*GOAL OF THE EXERCISE*
Copy out the listing that follows, exact in every word, and skip the images.
(begin)
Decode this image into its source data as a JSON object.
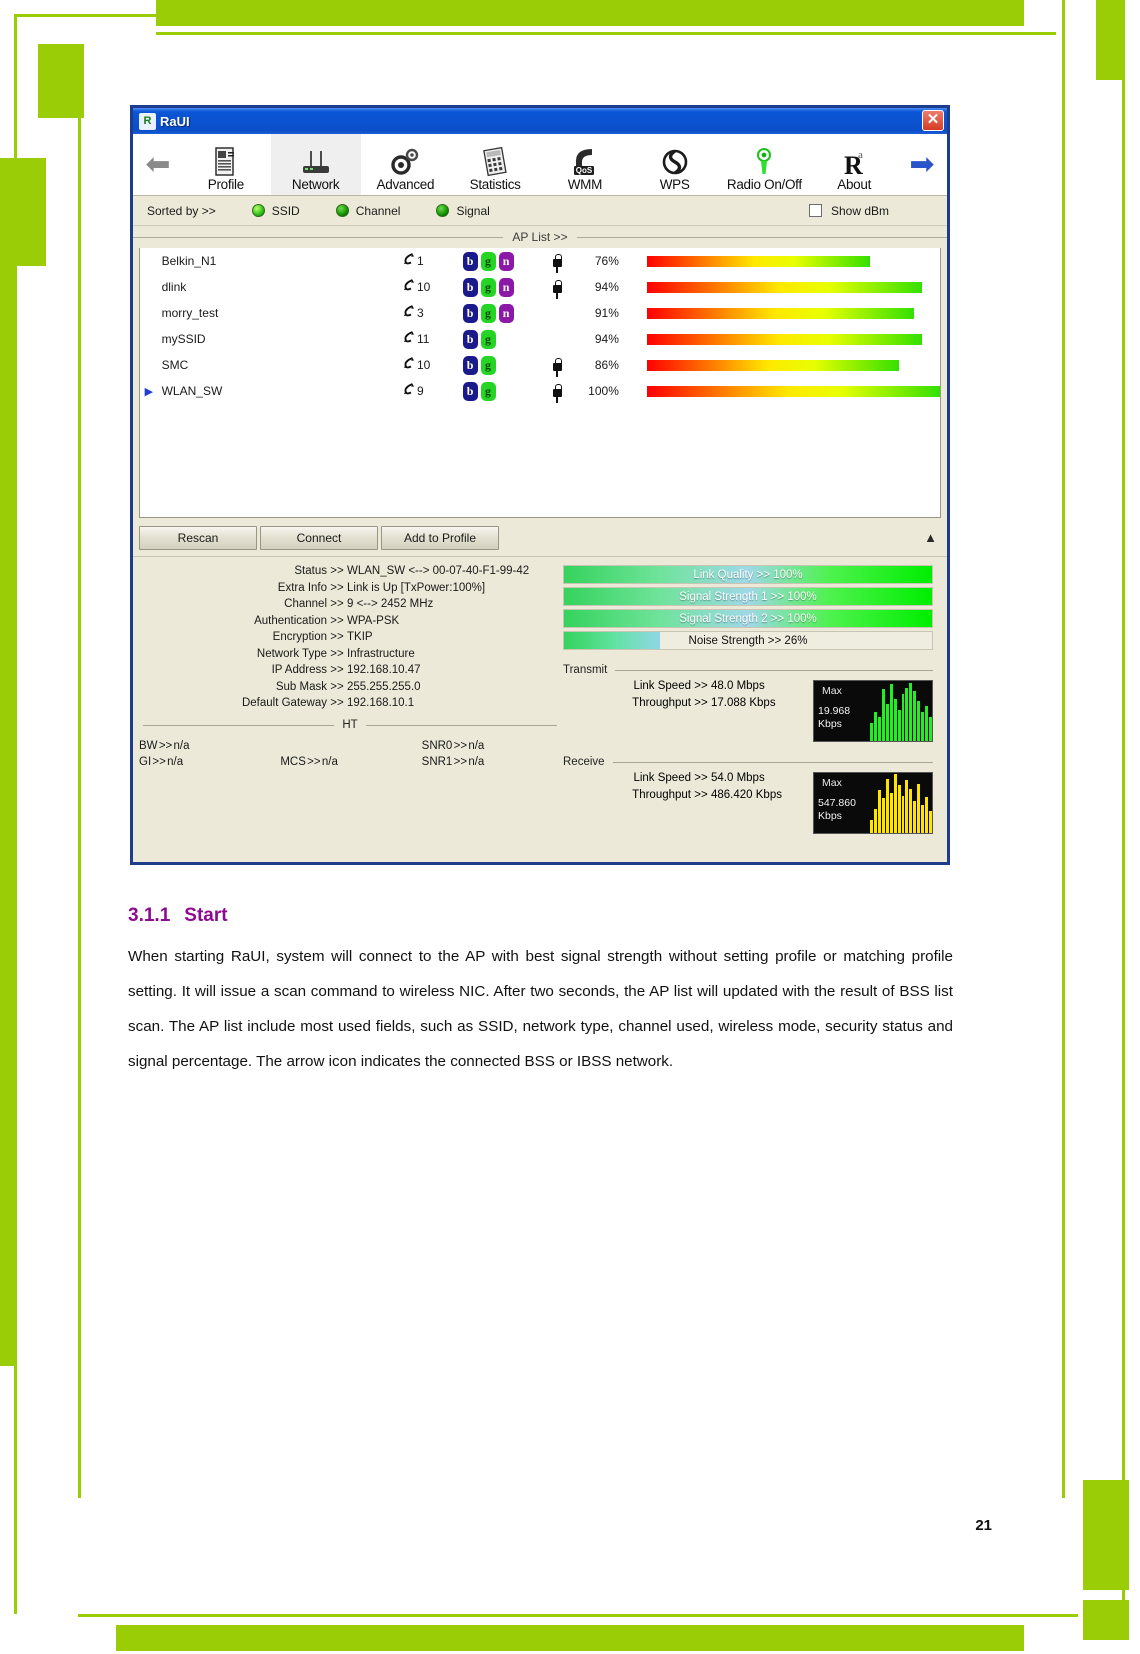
{
  "window": {
    "title": "RaUI",
    "app_icon": "raui-logo-icon",
    "close_label": "✕"
  },
  "toolbar": {
    "back_arrow": "⬅",
    "forward_arrow": "➡",
    "items": [
      {
        "label": "Profile",
        "icon": "profile-icon",
        "active": false
      },
      {
        "label": "Network",
        "icon": "network-icon",
        "active": true
      },
      {
        "label": "Advanced",
        "icon": "advanced-gear-icon",
        "active": false
      },
      {
        "label": "Statistics",
        "icon": "statistics-icon",
        "active": false
      },
      {
        "label": "WMM",
        "icon": "wmm-qos-icon",
        "active": false
      },
      {
        "label": "WPS",
        "icon": "wps-icon",
        "active": false
      },
      {
        "label": "Radio On/Off",
        "icon": "radio-onoff-icon",
        "active": false
      },
      {
        "label": "About",
        "icon": "about-r-icon",
        "active": false
      }
    ]
  },
  "sort_row": {
    "label": "Sorted by >>",
    "options": [
      {
        "label": "SSID",
        "selected": true
      },
      {
        "label": "Channel",
        "selected": false
      },
      {
        "label": "Signal",
        "selected": false
      }
    ],
    "show_dbm": {
      "label": "Show dBm",
      "checked": false
    }
  },
  "ap_list": {
    "title": "AP List >>",
    "rows": [
      {
        "connected": false,
        "ssid": "Belkin_N1",
        "channel": "1",
        "modes": [
          "b",
          "g",
          "n"
        ],
        "secured": true,
        "signal": "76%",
        "signal_value": 76
      },
      {
        "connected": false,
        "ssid": "dlink",
        "channel": "10",
        "modes": [
          "b",
          "g",
          "n"
        ],
        "secured": true,
        "signal": "94%",
        "signal_value": 94
      },
      {
        "connected": false,
        "ssid": "morry_test",
        "channel": "3",
        "modes": [
          "b",
          "g",
          "n"
        ],
        "secured": false,
        "signal": "91%",
        "signal_value": 91
      },
      {
        "connected": false,
        "ssid": "mySSID",
        "channel": "11",
        "modes": [
          "b",
          "g"
        ],
        "secured": false,
        "signal": "94%",
        "signal_value": 94
      },
      {
        "connected": false,
        "ssid": "SMC",
        "channel": "10",
        "modes": [
          "b",
          "g"
        ],
        "secured": true,
        "signal": "86%",
        "signal_value": 86
      },
      {
        "connected": true,
        "ssid": "WLAN_SW",
        "channel": "9",
        "modes": [
          "b",
          "g"
        ],
        "secured": true,
        "signal": "100%",
        "signal_value": 100
      }
    ]
  },
  "buttons": {
    "rescan": "Rescan",
    "connect": "Connect",
    "add_to_profile": "Add to Profile",
    "collapse_icon": "▲"
  },
  "status": {
    "separator": ">>",
    "rows": [
      {
        "key": "Status",
        "value": "WLAN_SW <--> 00-07-40-F1-99-42"
      },
      {
        "key": "Extra Info",
        "value": "Link is Up [TxPower:100%]"
      },
      {
        "key": "Channel",
        "value": "9 <--> 2452 MHz"
      },
      {
        "key": "Authentication",
        "value": "WPA-PSK"
      },
      {
        "key": "Encryption",
        "value": "TKIP"
      },
      {
        "key": "Network Type",
        "value": "Infrastructure"
      },
      {
        "key": "IP Address",
        "value": "192.168.10.47"
      },
      {
        "key": "Sub Mask",
        "value": "255.255.255.0"
      },
      {
        "key": "Default Gateway",
        "value": "192.168.10.1"
      }
    ],
    "ht_label": "HT",
    "ht": {
      "bw": {
        "key": "BW",
        "value": "n/a"
      },
      "gi": {
        "key": "GI",
        "value": "n/a"
      },
      "mcs": {
        "key": "MCS",
        "value": "n/a"
      },
      "snr0": {
        "key": "SNR0",
        "value": "n/a"
      },
      "snr1": {
        "key": "SNR1",
        "value": "n/a"
      }
    }
  },
  "quality": {
    "bars": [
      {
        "label": "Link Quality >> 100%",
        "percent": 100,
        "kind": "signal"
      },
      {
        "label": "Signal Strength 1 >> 100%",
        "percent": 100,
        "kind": "signal"
      },
      {
        "label": "Signal Strength 2 >> 100%",
        "percent": 100,
        "kind": "signal"
      },
      {
        "label": "Noise Strength >> 26%",
        "percent": 26,
        "kind": "noise"
      }
    ]
  },
  "transmit": {
    "title": "Transmit",
    "link_speed": {
      "key": "Link Speed",
      "value": "48.0 Mbps"
    },
    "throughput": {
      "key": "Throughput",
      "value": "17.088 Kbps"
    },
    "graph": {
      "max_label": "Max",
      "value": "19.968",
      "unit": "Kbps",
      "color": "#22ee22"
    }
  },
  "receive": {
    "title": "Receive",
    "link_speed": {
      "key": "Link Speed",
      "value": "54.0 Mbps"
    },
    "throughput": {
      "key": "Throughput",
      "value": "486.420 Kbps"
    },
    "graph": {
      "max_label": "Max",
      "value": "547.860",
      "unit": "Kbps",
      "color": "#ffe400"
    }
  },
  "document": {
    "heading_number": "3.1.1",
    "heading_title": "Start",
    "body": "When starting RaUI, system will connect to the AP with best signal strength without setting profile or matching profile setting. It will issue a scan command to wireless NIC. After two seconds, the AP list will updated with the result of BSS list scan. The AP list include most used fields, such as SSID, network type, channel used, wireless mode, security status and signal percentage. The arrow icon indicates the connected BSS or IBSS network.",
    "page_number": "21"
  },
  "colors": {
    "frame_green": "#9ACD06",
    "heading_purple": "#8E0A8E",
    "title_bar_blue": "#0A56D6",
    "mode_b": "#1A1A8C",
    "mode_g": "#25D425",
    "mode_n": "#8C18A8"
  }
}
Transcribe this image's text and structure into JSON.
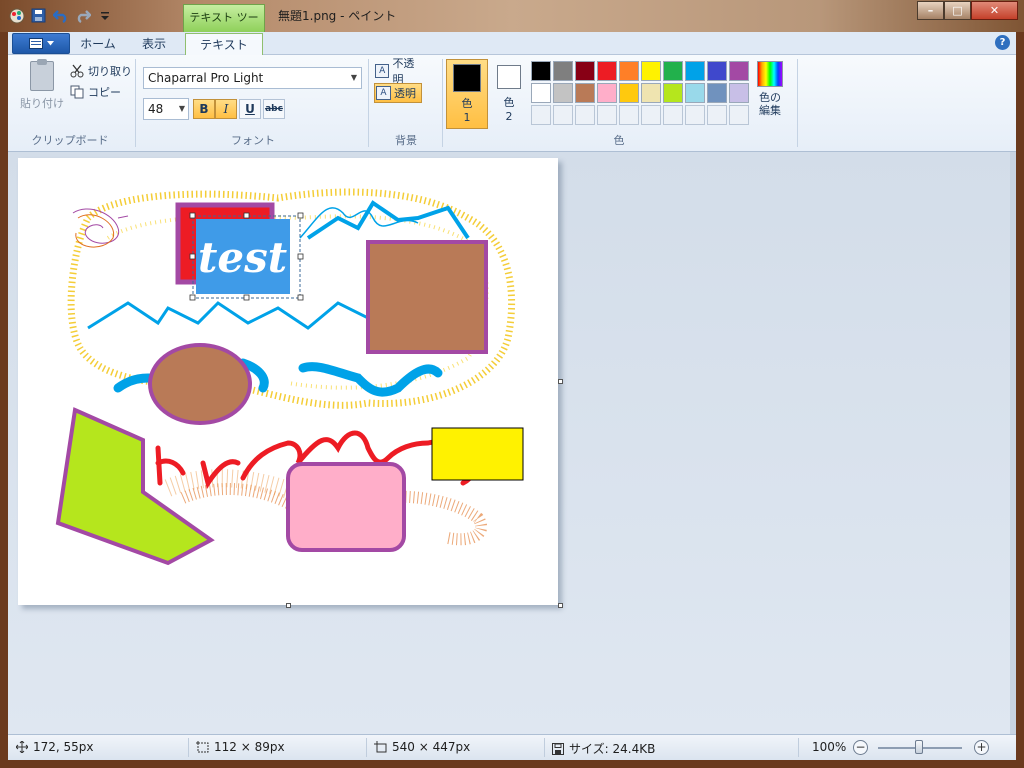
(end)
*TASK RESULT*
Decode this image into its source data as a JSON object.
{
  "window": {
    "title": "RaUI",
    "app_icon": "raui-logo-icon",
    "close_label": "✕"
  },
  "toolbar": {
    "back_arrow": "⬅",
    "forward_arrow": "➡",
    "items": [
      {
        "label": "Profile",
        "icon": "profile-icon",
        "active": false
      },
      {
        "label": "Network",
        "icon": "network-icon",
        "active": true
      },
      {
        "label": "Advanced",
        "icon": "advanced-gear-icon",
        "active": false
      },
      {
        "label": "Statistics",
        "icon": "statistics-icon",
        "active": false
      },
      {
        "label": "WMM",
        "icon": "wmm-qos-icon",
        "active": false
      },
      {
        "label": "WPS",
        "icon": "wps-icon",
        "active": false
      },
      {
        "label": "Radio On/Off",
        "icon": "radio-onoff-icon",
        "active": false
      },
      {
        "label": "About",
        "icon": "about-r-icon",
        "active": false
      }
    ]
  },
  "sort_row": {
    "label": "Sorted by >>",
    "options": [
      {
        "label": "SSID",
        "selected": true
      },
      {
        "label": "Channel",
        "selected": false
      },
      {
        "label": "Signal",
        "selected": false
      }
    ],
    "show_dbm": {
      "label": "Show dBm",
      "checked": false
    }
  },
  "ap_list": {
    "title": "AP List >>",
    "rows": [
      {
        "connected": false,
        "ssid": "Belkin_N1",
        "channel": "1",
        "modes": [
          "b",
          "g",
          "n"
        ],
        "secured": true,
        "signal": "76%",
        "signal_value": 76
      },
      {
        "connected": false,
        "ssid": "dlink",
        "channel": "10",
        "modes": [
          "b",
          "g",
          "n"
        ],
        "secured": true,
        "signal": "94%",
        "signal_value": 94
      },
      {
        "connected": false,
        "ssid": "morry_test",
        "channel": "3",
        "modes": [
          "b",
          "g",
          "n"
        ],
        "secured": false,
        "signal": "91%",
        "signal_value": 91
      },
      {
        "connected": false,
        "ssid": "mySSID",
        "channel": "11",
        "modes": [
          "b",
          "g"
        ],
        "secured": false,
        "signal": "94%",
        "signal_value": 94
      },
      {
        "connected": false,
        "ssid": "SMC",
        "channel": "10",
        "modes": [
          "b",
          "g"
        ],
        "secured": true,
        "signal": "86%",
        "signal_value": 86
      },
      {
        "connected": true,
        "ssid": "WLAN_SW",
        "channel": "9",
        "modes": [
          "b",
          "g"
        ],
        "secured": true,
        "signal": "100%",
        "signal_value": 100
      }
    ]
  },
  "buttons": {
    "rescan": "Rescan",
    "connect": "Connect",
    "add_to_profile": "Add to Profile",
    "collapse_icon": "▲"
  },
  "status": {
    "separator": ">>",
    "rows": [
      {
        "key": "Status",
        "value": "WLAN_SW <--> 00-07-40-F1-99-42"
      },
      {
        "key": "Extra Info",
        "value": "Link is Up [TxPower:100%]"
      },
      {
        "key": "Channel",
        "value": "9 <--> 2452 MHz"
      },
      {
        "key": "Authentication",
        "value": "WPA-PSK"
      },
      {
        "key": "Encryption",
        "value": "TKIP"
      },
      {
        "key": "Network Type",
        "value": "Infrastructure"
      },
      {
        "key": "IP Address",
        "value": "192.168.10.47"
      },
      {
        "key": "Sub Mask",
        "value": "255.255.255.0"
      },
      {
        "key": "Default Gateway",
        "value": "192.168.10.1"
      }
    ],
    "ht_label": "HT",
    "ht": {
      "bw": {
        "key": "BW",
        "value": "n/a"
      },
      "gi": {
        "key": "GI",
        "value": "n/a"
      },
      "mcs": {
        "key": "MCS",
        "value": "n/a"
      },
      "snr0": {
        "key": "SNR0",
        "value": "n/a"
      },
      "snr1": {
        "key": "SNR1",
        "value": "n/a"
      }
    }
  },
  "quality": {
    "bars": [
      {
        "label": "Link Quality >> 100%",
        "percent": 100,
        "kind": "signal"
      },
      {
        "label": "Signal Strength 1 >> 100%",
        "percent": 100,
        "kind": "signal"
      },
      {
        "label": "Signal Strength 2 >> 100%",
        "percent": 100,
        "kind": "signal"
      },
      {
        "label": "Noise Strength >> 26%",
        "percent": 26,
        "kind": "noise"
      }
    ]
  },
  "transmit": {
    "title": "Transmit",
    "link_speed": {
      "key": "Link Speed",
      "value": "48.0 Mbps"
    },
    "throughput": {
      "key": "Throughput",
      "value": "17.088 Kbps"
    },
    "graph": {
      "max_label": "Max",
      "value": "19.968",
      "unit": "Kbps",
      "color": "#22ee22"
    }
  },
  "receive": {
    "title": "Receive",
    "link_speed": {
      "key": "Link Speed",
      "value": "54.0 Mbps"
    },
    "throughput": {
      "key": "Throughput",
      "value": "486.420 Kbps"
    },
    "graph": {
      "max_label": "Max",
      "value": "547.860",
      "unit": "Kbps",
      "color": "#ffe400"
    }
  },
  "document": {
    "heading_number": "3.1.1",
    "heading_title": "Start",
    "body": "When starting RaUI, system will connect to the AP with best signal strength without setting profile or matching profile setting. It will issue a scan command to wireless NIC. After two seconds, the AP list will updated with the result of BSS list scan. The AP list include most used fields, such as SSID, network type, channel used, wireless mode, security status and signal percentage. The arrow icon indicates the connected BSS or IBSS network.",
    "page_number": "21"
  },
  "colors": {
    "frame_green": "#9ACD06",
    "heading_purple": "#8E0A8E",
    "title_bar_blue": "#0A56D6",
    "mode_b": "#1A1A8C",
    "mode_g": "#25D425",
    "mode_n": "#8C18A8"
  }
}
Transcribe this image's text and structure into JSON.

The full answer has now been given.